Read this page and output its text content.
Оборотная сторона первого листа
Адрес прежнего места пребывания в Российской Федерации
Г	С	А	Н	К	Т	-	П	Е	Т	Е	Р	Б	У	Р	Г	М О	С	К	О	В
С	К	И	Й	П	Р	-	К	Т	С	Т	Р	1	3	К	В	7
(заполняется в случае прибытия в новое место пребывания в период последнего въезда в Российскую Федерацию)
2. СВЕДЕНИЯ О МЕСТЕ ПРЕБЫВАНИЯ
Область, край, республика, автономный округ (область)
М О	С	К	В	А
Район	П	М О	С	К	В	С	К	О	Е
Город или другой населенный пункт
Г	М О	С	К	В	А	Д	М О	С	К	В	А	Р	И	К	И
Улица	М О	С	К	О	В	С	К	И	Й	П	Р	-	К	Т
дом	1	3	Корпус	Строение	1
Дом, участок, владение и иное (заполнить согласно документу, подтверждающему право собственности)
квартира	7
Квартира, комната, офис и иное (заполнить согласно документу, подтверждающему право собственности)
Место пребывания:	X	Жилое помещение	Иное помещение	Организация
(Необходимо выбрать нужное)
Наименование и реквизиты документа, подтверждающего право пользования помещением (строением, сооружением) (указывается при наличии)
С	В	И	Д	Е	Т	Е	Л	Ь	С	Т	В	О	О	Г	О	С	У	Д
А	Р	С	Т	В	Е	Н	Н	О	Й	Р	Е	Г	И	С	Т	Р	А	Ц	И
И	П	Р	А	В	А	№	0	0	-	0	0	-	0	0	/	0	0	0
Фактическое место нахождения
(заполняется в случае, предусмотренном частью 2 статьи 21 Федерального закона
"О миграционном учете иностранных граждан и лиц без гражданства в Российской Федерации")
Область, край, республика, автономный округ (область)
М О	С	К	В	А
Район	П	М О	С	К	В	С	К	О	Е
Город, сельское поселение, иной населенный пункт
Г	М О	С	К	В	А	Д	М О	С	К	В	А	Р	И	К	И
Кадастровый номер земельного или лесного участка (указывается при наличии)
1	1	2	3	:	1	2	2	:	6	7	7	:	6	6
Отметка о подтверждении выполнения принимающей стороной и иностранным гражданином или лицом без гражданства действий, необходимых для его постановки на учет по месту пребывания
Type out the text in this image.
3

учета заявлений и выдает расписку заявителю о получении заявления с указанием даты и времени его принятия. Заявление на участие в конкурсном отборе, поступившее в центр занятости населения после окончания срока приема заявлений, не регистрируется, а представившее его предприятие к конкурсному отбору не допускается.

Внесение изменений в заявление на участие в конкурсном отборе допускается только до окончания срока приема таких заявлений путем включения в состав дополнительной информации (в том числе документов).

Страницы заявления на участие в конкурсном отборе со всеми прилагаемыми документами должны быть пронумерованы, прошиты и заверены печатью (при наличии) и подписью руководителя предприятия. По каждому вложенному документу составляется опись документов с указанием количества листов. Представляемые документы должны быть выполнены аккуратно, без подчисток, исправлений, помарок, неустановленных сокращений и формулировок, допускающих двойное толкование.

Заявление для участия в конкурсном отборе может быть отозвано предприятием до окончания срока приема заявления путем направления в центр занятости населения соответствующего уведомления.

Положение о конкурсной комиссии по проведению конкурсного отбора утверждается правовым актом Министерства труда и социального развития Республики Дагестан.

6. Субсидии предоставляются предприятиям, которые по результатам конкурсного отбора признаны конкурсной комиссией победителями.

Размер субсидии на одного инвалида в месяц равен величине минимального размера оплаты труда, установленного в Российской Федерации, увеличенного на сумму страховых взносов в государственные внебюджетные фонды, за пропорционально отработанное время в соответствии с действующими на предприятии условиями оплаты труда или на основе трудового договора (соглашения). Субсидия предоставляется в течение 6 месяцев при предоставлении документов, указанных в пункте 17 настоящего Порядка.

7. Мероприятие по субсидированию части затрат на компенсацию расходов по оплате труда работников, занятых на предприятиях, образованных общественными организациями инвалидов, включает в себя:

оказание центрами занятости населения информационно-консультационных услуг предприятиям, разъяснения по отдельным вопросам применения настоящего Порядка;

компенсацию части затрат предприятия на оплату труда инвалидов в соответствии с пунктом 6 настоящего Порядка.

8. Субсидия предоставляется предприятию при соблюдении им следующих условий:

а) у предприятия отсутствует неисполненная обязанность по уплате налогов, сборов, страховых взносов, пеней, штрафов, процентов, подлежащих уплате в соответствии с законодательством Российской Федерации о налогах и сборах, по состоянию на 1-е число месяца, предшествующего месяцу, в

· · · ·

◆ **Task to carry out**: Copy all lines of the material above where the string "случае" occurs.

◆ **Solution for this exercise**:
(заполняется в случае прибытия в новое место пребывания в период последнего въезда в Российскую Федерацию)
(заполняется в случае, предусмотренном частью 2 статьи 21 Федерального закона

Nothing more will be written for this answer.